## [Задание]
Кратко перескажите абзац текста о заговоре герцога Алансонского, который начинается словами «Тюренн зорко следил», и сохраните его основные факты.

## [Предоставленный фрагмент]
=====
Тюренн зорко следил за состоянием армии, и те данные относительно ее состояния, которые он передавал недовольным, заставили их мало по малу склониться в пользу его мнения о необходимости начать вооруженное восстание. Возможность смыть с себя пятно, наложенное отречением от религии своей партии, надежда играть роль вождя, на которую можно было претендовать по праву наследства, однако влекли к исполнению проекта, предложенного Тюренном, и принца Конде, и короля Наваррского; Алансон рассчитывал получить в свои руки ту власть, которая была в руках его брата; остальные участники заговора надеялись пожать обильные плоды. План заговорщиков состоял в том, чтобы напасть на главную квартиру армии в ту минуту, когда из Рошели будет произведена сильная вылазка; затем захватить флот и овладеть крепостью Сен-Жан д’Анжели, которая должна была стать центром движения, так как Рошель отказала заговорщикам в доступе внутрь своих стен: партия «рьяных» боялась впустить в город знать; она была уверена, что вольности города погибнут, как только знать пойдет в город, и управление делами навсегда выскользнет из ее рук. Герцог Алансонский должен был стать во главе восставших и в союзе с гугенотами начать борьбу. Заговорщики рассчитывали на то, что имя принца, как и воззвание, написанное от его имени, привлечет всех недовольных во Франции на их сторону[1513].
1511
Abrégé de la vie du duc dAlençon // Les Mémoires de Monsieur le duc de Nevers. T. I. P. 90.
1513
Arcère L.-E. Histoire de la Rochelle et du pays d’Aulnis. T. I–II. P., 1756–1757. T. I. P. 500 ff.;
Amyrault M. La Vie de François, seigneur de La Noue… P. 97.
=====
## [Данные структурного разбора страницы]
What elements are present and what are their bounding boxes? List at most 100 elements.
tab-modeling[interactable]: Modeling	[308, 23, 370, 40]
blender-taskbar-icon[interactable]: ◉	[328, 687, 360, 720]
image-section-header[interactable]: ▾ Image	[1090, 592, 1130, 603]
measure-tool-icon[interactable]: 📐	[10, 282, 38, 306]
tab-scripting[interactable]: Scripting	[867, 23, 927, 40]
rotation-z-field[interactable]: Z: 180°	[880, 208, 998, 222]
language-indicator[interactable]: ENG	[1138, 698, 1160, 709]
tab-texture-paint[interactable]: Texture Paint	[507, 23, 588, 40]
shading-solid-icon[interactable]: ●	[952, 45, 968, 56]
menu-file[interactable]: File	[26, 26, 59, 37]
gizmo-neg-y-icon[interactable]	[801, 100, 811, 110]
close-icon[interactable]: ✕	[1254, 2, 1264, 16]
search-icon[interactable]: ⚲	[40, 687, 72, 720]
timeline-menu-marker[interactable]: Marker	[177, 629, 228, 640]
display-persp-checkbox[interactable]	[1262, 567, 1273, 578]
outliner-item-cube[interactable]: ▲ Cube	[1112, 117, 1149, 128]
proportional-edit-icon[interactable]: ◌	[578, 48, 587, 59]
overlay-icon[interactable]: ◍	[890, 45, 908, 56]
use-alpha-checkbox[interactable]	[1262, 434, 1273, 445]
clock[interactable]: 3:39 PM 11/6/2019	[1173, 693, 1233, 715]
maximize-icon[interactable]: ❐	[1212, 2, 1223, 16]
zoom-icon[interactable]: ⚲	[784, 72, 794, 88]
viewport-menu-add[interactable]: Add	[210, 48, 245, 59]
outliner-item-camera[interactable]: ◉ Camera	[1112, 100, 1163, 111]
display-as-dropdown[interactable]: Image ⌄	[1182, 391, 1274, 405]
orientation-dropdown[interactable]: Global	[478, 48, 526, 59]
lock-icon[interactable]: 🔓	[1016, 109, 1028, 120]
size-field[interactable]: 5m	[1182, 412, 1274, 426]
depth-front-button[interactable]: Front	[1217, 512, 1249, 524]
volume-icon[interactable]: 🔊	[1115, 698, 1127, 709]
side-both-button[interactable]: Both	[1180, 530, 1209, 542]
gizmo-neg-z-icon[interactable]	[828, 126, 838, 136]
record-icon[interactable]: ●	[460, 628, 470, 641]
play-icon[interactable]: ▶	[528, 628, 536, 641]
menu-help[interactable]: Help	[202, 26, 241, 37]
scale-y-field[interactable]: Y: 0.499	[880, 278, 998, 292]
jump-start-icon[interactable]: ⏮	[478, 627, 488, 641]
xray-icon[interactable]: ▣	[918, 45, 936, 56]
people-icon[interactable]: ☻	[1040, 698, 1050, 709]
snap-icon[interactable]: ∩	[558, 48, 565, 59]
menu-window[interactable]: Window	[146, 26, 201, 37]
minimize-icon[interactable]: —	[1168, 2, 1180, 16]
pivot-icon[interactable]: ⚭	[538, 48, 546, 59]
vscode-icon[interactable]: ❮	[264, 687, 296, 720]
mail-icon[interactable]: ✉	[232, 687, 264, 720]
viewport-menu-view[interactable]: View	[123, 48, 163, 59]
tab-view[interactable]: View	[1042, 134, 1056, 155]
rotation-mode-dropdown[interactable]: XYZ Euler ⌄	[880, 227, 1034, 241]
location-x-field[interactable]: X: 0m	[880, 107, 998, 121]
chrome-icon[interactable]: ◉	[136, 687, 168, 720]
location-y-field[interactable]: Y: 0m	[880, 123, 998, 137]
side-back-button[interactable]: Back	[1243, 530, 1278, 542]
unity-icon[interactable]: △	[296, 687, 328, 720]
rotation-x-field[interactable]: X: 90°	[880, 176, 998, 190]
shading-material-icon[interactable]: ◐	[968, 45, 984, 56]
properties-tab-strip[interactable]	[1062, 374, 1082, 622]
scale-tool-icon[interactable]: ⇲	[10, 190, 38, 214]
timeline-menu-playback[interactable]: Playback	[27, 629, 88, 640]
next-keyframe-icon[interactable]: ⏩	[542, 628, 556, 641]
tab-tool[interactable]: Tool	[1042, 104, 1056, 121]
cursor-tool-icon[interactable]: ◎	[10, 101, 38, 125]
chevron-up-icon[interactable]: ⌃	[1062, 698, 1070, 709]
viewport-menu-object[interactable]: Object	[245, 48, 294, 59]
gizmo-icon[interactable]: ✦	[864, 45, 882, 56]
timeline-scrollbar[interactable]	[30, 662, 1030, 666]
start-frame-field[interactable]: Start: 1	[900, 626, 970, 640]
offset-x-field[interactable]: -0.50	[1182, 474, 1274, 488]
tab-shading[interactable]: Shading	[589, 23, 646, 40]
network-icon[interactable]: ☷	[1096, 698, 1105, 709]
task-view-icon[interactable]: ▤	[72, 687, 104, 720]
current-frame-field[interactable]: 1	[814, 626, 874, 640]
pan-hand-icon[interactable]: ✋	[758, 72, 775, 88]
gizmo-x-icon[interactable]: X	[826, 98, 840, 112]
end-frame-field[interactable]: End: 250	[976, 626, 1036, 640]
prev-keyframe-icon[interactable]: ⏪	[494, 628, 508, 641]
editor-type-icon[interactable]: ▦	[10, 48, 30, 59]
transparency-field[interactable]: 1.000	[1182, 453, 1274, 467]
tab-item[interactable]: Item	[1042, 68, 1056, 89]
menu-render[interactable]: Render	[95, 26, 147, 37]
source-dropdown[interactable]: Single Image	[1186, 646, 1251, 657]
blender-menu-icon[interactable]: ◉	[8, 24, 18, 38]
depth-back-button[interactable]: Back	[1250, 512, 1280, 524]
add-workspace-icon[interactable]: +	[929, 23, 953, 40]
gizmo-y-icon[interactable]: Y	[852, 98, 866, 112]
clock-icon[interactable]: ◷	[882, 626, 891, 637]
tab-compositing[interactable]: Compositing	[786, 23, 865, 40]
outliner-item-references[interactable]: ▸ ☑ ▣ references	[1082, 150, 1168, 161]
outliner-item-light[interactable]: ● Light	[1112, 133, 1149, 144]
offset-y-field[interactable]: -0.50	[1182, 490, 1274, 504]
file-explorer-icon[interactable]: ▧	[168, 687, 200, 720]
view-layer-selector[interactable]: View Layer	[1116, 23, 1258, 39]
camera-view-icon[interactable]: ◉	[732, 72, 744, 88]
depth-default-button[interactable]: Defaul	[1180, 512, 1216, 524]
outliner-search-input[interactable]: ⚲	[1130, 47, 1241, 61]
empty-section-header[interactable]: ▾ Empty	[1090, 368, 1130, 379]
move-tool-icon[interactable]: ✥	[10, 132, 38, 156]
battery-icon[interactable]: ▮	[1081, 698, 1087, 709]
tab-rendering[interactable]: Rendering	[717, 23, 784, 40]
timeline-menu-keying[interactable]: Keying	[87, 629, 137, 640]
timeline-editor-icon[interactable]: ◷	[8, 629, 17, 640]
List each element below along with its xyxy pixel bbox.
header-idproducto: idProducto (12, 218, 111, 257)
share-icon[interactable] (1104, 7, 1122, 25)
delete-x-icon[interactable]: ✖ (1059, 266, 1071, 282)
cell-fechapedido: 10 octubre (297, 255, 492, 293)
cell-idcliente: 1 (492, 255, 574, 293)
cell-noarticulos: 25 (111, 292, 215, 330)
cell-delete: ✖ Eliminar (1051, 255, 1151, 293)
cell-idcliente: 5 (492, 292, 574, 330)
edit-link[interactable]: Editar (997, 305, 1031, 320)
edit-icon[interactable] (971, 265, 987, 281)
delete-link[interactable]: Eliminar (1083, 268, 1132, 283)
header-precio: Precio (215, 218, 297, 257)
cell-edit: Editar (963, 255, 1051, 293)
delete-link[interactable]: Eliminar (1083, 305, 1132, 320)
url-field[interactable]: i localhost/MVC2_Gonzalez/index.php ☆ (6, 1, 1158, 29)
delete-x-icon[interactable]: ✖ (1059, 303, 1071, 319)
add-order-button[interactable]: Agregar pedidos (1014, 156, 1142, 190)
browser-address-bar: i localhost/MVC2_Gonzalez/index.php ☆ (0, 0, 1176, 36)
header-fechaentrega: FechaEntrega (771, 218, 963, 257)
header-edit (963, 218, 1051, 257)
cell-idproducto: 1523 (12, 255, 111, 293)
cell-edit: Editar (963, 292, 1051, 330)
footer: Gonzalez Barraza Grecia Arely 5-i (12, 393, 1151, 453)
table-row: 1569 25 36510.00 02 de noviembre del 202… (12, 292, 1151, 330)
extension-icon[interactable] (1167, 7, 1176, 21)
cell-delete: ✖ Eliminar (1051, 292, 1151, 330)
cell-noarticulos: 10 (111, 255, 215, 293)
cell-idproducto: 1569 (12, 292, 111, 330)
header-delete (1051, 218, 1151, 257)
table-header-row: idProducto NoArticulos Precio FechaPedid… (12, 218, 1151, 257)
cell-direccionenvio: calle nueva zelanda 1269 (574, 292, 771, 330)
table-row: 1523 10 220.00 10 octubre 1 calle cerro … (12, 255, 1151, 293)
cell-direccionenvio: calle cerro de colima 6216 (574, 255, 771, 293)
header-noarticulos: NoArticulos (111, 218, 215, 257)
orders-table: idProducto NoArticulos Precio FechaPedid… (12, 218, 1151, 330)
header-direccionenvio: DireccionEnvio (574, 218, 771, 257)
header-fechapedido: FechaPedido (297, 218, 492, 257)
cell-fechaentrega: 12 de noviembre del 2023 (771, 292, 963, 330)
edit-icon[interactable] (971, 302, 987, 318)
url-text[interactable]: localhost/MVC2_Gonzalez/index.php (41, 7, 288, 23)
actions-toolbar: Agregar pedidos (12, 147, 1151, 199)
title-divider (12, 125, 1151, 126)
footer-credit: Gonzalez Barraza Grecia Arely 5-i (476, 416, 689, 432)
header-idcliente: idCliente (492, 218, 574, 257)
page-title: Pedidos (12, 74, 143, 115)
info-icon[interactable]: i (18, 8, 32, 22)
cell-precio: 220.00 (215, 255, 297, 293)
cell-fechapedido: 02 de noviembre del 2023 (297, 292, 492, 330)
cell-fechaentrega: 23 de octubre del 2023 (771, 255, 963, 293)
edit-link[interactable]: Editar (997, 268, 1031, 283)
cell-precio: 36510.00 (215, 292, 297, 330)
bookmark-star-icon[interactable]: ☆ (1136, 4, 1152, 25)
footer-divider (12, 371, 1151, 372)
=====
## [Выполненное задание]
Тюренн внимательно следил за состоянием армии и передавал сведения о нем недовольным. Так он постепенно склонил их к мысли о вооруженном восстании. Принца Конде и короля Наваррского привлекали возможность смыть пятно отречения от религии своей партии и надежда стать вождями по праву наследства. Алансон рассчитывал получить власть, которая была у его брата, а прочие заговорщики надеялись на обильные плоды. Заговорщики собирались напасть на главную квартиру армии во время сильной вылазки из Рошели, затем захватить флот и крепость Сен-Жан д'Анжели. Эта крепость должна была стать центром движения, потому что Рошель отказалась впустить заговорщиков. Партия «рьяных» боялась, что с приходом знати город лишится вольностей, а управление делами навсегда уйдет из ее рук. Возглавить восстание в союзе с гугенотами должен был герцог Алансонский. Заговорщики рассчитывали, что его имя и воззвание от его имени привлекут на их сторону всех недовольных во Франции.